> **Problem requirements**:
Transcribe the listing below word for word, from its first line through the line containing "game-link[interactable]: 澳门时时彩24H [190, 293, 330, 325]", with both of those lines included.

> **Data shown**:
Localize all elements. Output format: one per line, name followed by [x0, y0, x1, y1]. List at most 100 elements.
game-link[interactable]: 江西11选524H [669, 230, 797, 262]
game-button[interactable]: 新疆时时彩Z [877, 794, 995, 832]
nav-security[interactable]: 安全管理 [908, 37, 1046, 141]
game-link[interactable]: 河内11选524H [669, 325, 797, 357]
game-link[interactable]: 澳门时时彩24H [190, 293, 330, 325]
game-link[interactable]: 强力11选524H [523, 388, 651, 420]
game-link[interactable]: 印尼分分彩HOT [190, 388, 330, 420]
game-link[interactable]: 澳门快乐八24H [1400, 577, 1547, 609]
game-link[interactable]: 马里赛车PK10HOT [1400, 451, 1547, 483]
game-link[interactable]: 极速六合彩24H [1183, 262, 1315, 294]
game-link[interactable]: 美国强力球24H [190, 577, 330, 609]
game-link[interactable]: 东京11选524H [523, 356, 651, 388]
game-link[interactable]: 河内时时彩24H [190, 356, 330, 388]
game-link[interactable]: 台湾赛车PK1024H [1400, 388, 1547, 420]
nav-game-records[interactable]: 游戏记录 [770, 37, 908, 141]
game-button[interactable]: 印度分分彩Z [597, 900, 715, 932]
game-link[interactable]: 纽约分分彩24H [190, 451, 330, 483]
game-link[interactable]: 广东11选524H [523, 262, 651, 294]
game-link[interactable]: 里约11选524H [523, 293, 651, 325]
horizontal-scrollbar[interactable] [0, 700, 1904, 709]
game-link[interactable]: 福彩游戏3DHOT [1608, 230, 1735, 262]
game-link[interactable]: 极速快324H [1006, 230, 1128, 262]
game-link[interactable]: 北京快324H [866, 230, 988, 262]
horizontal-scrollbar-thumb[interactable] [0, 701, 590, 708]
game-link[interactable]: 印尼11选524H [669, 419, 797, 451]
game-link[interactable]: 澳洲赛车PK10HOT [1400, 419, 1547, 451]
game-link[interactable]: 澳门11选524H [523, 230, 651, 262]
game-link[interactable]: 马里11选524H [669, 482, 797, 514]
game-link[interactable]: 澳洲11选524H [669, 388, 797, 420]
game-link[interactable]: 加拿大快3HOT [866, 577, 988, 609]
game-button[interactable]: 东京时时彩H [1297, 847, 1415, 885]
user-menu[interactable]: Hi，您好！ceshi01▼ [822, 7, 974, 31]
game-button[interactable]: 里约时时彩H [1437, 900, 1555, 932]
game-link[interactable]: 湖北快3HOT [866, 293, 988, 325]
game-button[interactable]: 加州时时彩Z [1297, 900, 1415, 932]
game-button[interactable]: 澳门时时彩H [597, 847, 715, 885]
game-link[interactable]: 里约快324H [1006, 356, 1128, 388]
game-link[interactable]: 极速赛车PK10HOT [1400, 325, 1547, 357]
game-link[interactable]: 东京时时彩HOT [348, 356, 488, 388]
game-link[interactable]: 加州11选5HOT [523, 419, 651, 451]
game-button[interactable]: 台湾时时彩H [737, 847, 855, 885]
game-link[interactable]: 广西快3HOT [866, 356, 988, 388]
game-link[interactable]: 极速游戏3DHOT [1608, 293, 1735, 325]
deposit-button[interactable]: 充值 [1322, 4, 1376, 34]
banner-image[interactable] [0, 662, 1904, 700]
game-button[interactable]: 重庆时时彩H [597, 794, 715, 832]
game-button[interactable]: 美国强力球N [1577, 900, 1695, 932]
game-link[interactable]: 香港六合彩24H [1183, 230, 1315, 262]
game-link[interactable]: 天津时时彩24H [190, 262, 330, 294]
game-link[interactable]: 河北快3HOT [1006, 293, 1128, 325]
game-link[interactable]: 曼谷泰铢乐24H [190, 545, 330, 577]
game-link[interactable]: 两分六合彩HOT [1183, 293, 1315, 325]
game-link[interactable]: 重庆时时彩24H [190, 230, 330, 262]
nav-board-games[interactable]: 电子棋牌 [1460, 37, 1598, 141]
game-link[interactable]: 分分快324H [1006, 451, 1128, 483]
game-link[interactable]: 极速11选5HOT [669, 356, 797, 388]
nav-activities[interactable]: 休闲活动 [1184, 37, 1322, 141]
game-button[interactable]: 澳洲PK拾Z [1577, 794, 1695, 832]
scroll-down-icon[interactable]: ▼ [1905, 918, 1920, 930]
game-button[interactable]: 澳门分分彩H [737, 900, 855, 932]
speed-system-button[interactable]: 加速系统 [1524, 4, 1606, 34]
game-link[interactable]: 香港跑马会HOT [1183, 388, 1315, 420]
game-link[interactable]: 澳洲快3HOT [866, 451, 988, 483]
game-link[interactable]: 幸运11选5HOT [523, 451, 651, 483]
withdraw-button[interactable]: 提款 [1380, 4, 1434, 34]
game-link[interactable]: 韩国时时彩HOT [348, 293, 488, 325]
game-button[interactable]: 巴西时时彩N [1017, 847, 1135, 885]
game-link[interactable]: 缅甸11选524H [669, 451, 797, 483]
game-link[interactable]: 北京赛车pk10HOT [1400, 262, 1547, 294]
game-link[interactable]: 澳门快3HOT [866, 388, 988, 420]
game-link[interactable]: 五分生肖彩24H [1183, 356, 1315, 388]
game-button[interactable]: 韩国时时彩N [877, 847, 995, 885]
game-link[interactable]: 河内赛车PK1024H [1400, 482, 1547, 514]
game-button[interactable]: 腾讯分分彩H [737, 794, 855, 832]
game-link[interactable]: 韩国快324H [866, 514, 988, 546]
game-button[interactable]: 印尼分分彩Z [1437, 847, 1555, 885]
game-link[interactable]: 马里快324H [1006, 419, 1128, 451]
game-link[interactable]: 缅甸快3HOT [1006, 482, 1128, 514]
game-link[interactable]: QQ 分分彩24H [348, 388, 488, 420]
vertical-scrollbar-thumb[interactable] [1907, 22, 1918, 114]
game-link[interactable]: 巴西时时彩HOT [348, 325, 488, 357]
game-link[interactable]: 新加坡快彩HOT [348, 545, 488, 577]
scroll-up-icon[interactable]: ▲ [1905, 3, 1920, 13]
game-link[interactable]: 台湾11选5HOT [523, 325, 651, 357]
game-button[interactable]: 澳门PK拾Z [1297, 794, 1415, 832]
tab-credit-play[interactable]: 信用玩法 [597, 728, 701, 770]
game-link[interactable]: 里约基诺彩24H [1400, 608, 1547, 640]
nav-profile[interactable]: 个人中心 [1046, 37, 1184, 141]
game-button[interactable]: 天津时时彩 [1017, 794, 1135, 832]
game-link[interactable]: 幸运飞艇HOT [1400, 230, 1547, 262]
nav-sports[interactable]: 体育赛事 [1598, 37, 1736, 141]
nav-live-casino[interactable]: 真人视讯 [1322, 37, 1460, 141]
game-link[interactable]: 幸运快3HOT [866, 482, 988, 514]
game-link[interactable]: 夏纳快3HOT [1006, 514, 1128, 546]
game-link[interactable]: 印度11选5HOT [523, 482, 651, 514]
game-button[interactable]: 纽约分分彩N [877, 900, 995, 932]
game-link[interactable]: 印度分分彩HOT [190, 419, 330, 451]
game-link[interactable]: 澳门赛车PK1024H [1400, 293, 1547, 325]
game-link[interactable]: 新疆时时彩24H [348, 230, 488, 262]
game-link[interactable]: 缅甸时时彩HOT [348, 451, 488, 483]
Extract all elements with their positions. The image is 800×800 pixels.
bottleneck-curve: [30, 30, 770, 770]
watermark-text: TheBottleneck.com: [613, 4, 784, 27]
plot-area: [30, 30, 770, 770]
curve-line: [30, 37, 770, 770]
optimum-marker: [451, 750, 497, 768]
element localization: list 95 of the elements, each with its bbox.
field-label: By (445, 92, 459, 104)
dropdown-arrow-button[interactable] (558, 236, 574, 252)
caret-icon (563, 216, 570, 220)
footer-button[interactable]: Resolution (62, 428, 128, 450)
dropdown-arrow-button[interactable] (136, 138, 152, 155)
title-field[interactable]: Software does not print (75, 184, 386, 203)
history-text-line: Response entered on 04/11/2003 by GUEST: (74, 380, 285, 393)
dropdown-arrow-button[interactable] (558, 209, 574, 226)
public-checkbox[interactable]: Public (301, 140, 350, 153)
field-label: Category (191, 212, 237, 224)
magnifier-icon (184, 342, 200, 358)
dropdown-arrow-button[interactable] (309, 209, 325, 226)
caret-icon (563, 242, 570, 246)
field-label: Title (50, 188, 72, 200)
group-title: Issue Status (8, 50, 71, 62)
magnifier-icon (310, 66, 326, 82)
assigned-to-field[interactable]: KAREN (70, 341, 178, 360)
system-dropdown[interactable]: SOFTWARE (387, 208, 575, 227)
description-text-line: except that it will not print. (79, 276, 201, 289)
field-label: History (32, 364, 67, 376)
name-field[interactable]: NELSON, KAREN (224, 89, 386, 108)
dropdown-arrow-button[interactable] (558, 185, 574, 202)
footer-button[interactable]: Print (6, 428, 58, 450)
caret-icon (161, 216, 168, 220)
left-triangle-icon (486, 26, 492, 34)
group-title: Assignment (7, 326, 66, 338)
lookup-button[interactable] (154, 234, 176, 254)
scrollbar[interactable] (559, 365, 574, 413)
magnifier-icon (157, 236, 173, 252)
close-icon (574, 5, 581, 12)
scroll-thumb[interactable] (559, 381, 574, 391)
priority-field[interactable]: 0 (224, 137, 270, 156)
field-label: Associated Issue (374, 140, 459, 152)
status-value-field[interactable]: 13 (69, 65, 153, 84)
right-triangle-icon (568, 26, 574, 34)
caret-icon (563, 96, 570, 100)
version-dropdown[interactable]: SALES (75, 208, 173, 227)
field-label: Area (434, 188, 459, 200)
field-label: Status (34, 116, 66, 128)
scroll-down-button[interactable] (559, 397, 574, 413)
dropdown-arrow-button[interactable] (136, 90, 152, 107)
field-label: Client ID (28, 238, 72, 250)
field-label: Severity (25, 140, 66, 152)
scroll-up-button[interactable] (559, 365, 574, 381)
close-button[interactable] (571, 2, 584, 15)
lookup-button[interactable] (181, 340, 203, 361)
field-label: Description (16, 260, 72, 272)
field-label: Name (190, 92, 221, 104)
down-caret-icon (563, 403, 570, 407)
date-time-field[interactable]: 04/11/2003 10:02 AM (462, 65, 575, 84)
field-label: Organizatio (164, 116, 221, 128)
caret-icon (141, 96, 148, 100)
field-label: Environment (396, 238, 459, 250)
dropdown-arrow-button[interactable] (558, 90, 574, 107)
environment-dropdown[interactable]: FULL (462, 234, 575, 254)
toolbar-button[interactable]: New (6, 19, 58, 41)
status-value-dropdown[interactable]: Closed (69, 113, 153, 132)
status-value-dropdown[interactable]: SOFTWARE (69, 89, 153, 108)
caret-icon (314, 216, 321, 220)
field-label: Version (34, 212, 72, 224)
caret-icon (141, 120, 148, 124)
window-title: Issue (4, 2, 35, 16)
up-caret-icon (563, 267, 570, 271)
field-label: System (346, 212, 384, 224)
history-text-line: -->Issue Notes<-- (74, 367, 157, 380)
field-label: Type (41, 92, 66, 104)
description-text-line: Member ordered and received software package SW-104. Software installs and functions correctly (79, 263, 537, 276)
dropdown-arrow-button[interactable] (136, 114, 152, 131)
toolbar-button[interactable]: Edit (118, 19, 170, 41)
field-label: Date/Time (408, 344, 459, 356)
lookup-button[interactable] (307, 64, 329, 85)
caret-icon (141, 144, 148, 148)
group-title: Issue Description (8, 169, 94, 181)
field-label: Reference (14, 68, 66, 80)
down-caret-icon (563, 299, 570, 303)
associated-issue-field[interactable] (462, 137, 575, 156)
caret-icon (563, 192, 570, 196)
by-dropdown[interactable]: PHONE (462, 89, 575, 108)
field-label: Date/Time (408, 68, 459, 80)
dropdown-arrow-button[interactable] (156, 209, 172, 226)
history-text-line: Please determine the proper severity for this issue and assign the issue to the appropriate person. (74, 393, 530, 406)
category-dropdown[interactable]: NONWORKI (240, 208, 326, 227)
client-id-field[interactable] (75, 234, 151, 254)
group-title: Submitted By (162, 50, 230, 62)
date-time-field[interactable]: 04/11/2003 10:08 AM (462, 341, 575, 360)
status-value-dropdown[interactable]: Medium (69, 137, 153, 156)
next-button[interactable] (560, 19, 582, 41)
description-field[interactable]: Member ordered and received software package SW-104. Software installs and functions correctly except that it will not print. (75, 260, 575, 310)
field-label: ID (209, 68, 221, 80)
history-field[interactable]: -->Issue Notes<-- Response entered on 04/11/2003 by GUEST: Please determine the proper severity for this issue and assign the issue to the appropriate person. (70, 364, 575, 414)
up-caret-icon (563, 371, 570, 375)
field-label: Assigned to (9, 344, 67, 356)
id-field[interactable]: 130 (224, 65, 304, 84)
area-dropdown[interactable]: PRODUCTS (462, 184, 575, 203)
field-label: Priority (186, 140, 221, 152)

> **Exercise solution**:
Localize all elements. Output format: one per line, name followed by [x0, y0, x1, y1]. List at most 100 elements.
game-link[interactable]: 江西11选524H [669, 230, 797, 262]
game-button[interactable]: 新疆时时彩Z [877, 794, 995, 832]
nav-security[interactable]: 安全管理 [908, 37, 1046, 141]
game-link[interactable]: 河内11选524H [669, 325, 797, 357]
game-link[interactable]: 澳门时时彩24H [190, 293, 330, 325]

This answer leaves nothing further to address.